■ RECORDS SUPPLIED:
+ + +

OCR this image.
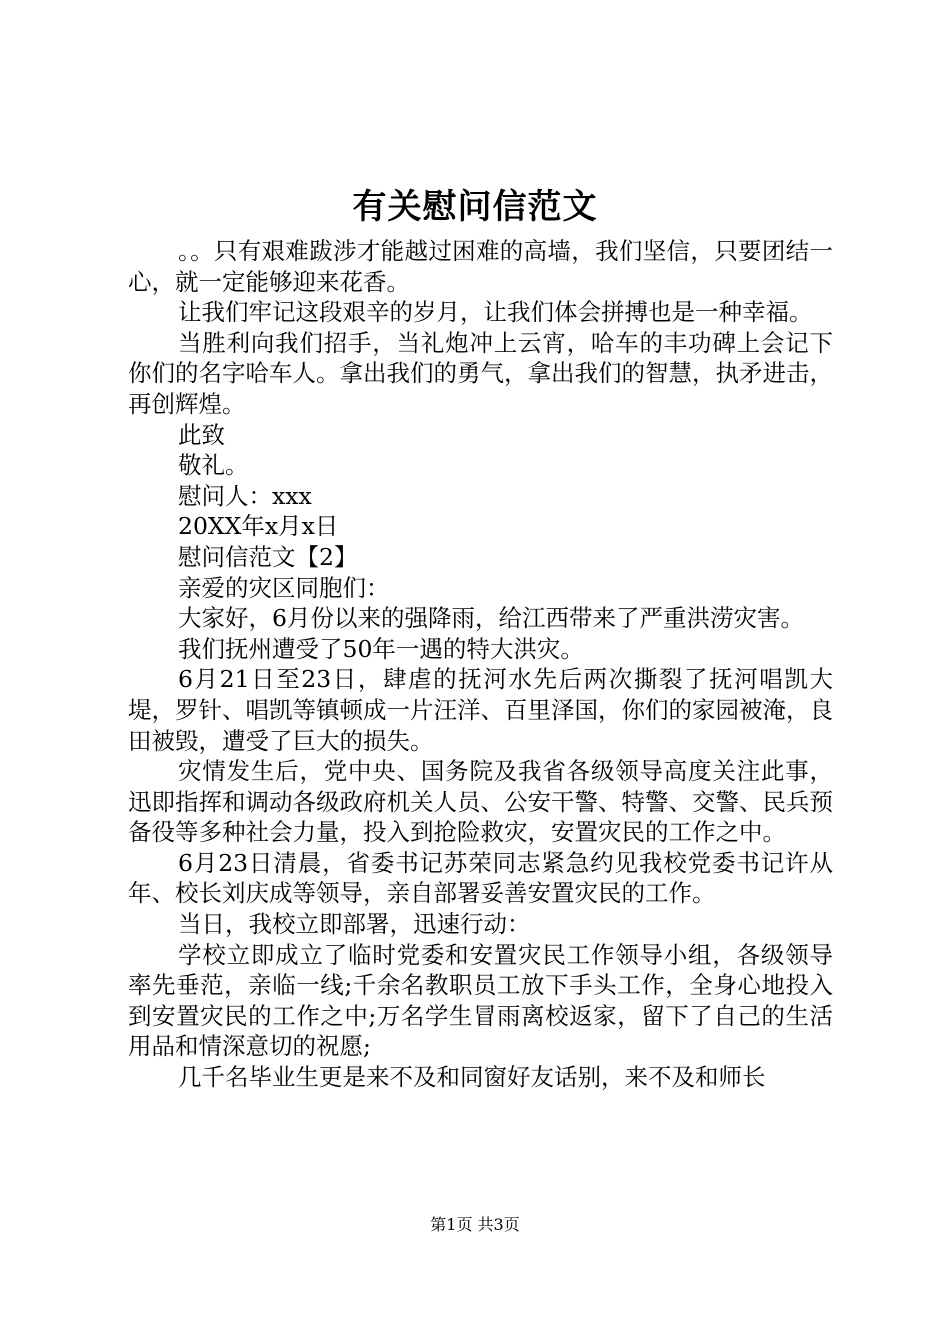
有关慰问信范文

。。只有艰难跋涉才能越过困难的高墙，我们坚信，只要团结一心，就一定能够迎来花香。

让我们牢记这段艰辛的岁月，让我们体会拼搏也是一种幸福。

当胜利向我们招手，当礼炮冲上云宵，哈车的丰功碑上会记下你们的名字哈车人。拿出我们的勇气，拿出我们的智慧，执矛进击，再创辉煌。

此致

敬礼。

慰问人：xxx

20XX年x月x日

慰问信范文【2】

亲爱的灾区同胞们：

大家好，6月份以来的强降雨，给江西带来了严重洪涝灾害。

我们抚州遭受了50年一遇的特大洪灾。

6月21日至23日，肆虐的抚河水先后两次撕裂了抚河唱凯大堤，罗针、唱凯等镇顿成一片汪洋、百里泽国，你们的家园被淹，良田被毁，遭受了巨大的损失。

灾情发生后，党中央、国务院及我省各级领导高度关注此事，迅即指挥和调动各级政府机关人员、公安干警、特警、交警、民兵预备役等多种社会力量，投入到抢险救灾，安置灾民的工作之中。

6月23日清晨，省委书记苏荣同志紧急约见我校党委书记许从年、校长刘庆成等领导，亲自部署妥善安置灾民的工作。

当日，我校立即部署，迅速行动：

学校立即成立了临时党委和安置灾民工作领导小组，各级领导率先垂范，亲临一线;千余名教职员工放下手头工作，全身心地投入到安置灾民的工作之中;万名学生冒雨离校返家，留下了自己的生活用品和情深意切的祝愿;

几千名毕业生更是来不及和同窗好友话别，来不及和师长

第1页 共3页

+ + +

Restate the records above in full, word for word. Keep pictures out.

OCR this image.
有关慰问信范文

。。只有艰难跋涉才能越过困难的高墙，我们坚信，只要团结一心，就一定能够迎来花香。

让我们牢记这段艰辛的岁月，让我们体会拼搏也是一种幸福。

当胜利向我们招手，当礼炮冲上云宵，哈车的丰功碑上会记下你们的名字哈车人。拿出我们的勇气，拿出我们的智慧，执矛进击，再创辉煌。

此致

敬礼。

慰问人：xxx

20XX年x月x日

慰问信范文【2】

亲爱的灾区同胞们：

大家好，6月份以来的强降雨，给江西带来了严重洪涝灾害。

我们抚州遭受了50年一遇的特大洪灾。

6月21日至23日，肆虐的抚河水先后两次撕裂了抚河唱凯大堤，罗针、唱凯等镇顿成一片汪洋、百里泽国，你们的家园被淹，良田被毁，遭受了巨大的损失。

灾情发生后，党中央、国务院及我省各级领导高度关注此事，迅即指挥和调动各级政府机关人员、公安干警、特警、交警、民兵预备役等多种社会力量，投入到抢险救灾，安置灾民的工作之中。

6月23日清晨，省委书记苏荣同志紧急约见我校党委书记许从年、校长刘庆成等领导，亲自部署妥善安置灾民的工作。

当日，我校立即部署，迅速行动：

学校立即成立了临时党委和安置灾民工作领导小组，各级领导率先垂范，亲临一线;千余名教职员工放下手头工作，全身心地投入到安置灾民的工作之中;万名学生冒雨离校返家，留下了自己的生活用品和情深意切的祝愿;

几千名毕业生更是来不及和同窗好友话别，来不及和师长

第1页 共3页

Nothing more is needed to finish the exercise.